Given entries start

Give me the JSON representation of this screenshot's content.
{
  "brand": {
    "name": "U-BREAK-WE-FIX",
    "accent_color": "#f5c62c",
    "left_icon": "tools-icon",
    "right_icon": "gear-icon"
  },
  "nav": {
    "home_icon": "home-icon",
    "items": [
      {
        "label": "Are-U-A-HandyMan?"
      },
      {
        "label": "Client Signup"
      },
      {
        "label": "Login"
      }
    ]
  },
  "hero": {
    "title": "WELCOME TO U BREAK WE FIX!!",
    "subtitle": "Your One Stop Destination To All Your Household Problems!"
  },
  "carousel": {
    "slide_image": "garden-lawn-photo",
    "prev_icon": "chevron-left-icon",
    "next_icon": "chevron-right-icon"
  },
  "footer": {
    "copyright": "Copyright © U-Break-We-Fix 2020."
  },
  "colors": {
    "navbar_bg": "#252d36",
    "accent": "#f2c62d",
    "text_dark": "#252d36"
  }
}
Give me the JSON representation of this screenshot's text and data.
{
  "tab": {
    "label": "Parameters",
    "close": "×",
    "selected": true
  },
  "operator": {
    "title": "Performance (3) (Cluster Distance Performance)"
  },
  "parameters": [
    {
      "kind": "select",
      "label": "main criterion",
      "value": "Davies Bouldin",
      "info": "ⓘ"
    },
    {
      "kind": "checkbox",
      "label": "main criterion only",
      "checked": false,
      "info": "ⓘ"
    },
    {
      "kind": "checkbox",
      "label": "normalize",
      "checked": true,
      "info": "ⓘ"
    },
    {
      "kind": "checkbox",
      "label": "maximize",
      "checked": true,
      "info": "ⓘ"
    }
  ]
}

Given entries end

**To be done:**
Write out the material exactly as given.

**Exercise output:**
Give me the JSON representation of this screenshot's content.
{
  "brand": {
    "name": "U-BREAK-WE-FIX",
    "accent_color": "#f5c62c",
    "left_icon": "tools-icon",
    "right_icon": "gear-icon"
  },
  "nav": {
    "home_icon": "home-icon",
    "items": [
      {
        "label": "Are-U-A-HandyMan?"
      },
      {
        "label": "Client Signup"
      },
      {
        "label": "Login"
      }
    ]
  },
  "hero": {
    "title": "WELCOME TO U BREAK WE FIX!!",
    "subtitle": "Your One Stop Destination To All Your Household Problems!"
  },
  "carousel": {
    "slide_image": "garden-lawn-photo",
    "prev_icon": "chevron-left-icon",
    "next_icon": "chevron-right-icon"
  },
  "footer": {
    "copyright": "Copyright © U-Break-We-Fix 2020."
  },
  "colors": {
    "navbar_bg": "#252d36",
    "accent": "#f2c62d",
    "text_dark": "#252d36"
  }
}
Give me the JSON representation of this screenshot's text and data.
{
  "tab": {
    "label": "Parameters",
    "close": "×",
    "selected": true
  },
  "operator": {
    "title": "Performance (3) (Cluster Distance Performance)"
  },
  "parameters": [
    {
      "kind": "select",
      "label": "main criterion",
      "value": "Davies Bouldin",
      "info": "ⓘ"
    },
    {
      "kind": "checkbox",
      "label": "main criterion only",
      "checked": false,
      "info": "ⓘ"
    },
    {
      "kind": "checkbox",
      "label": "normalize",
      "checked": true,
      "info": "ⓘ"
    },
    {
      "kind": "checkbox",
      "label": "maximize",
      "checked": true,
      "info": "ⓘ"
    }
  ]
}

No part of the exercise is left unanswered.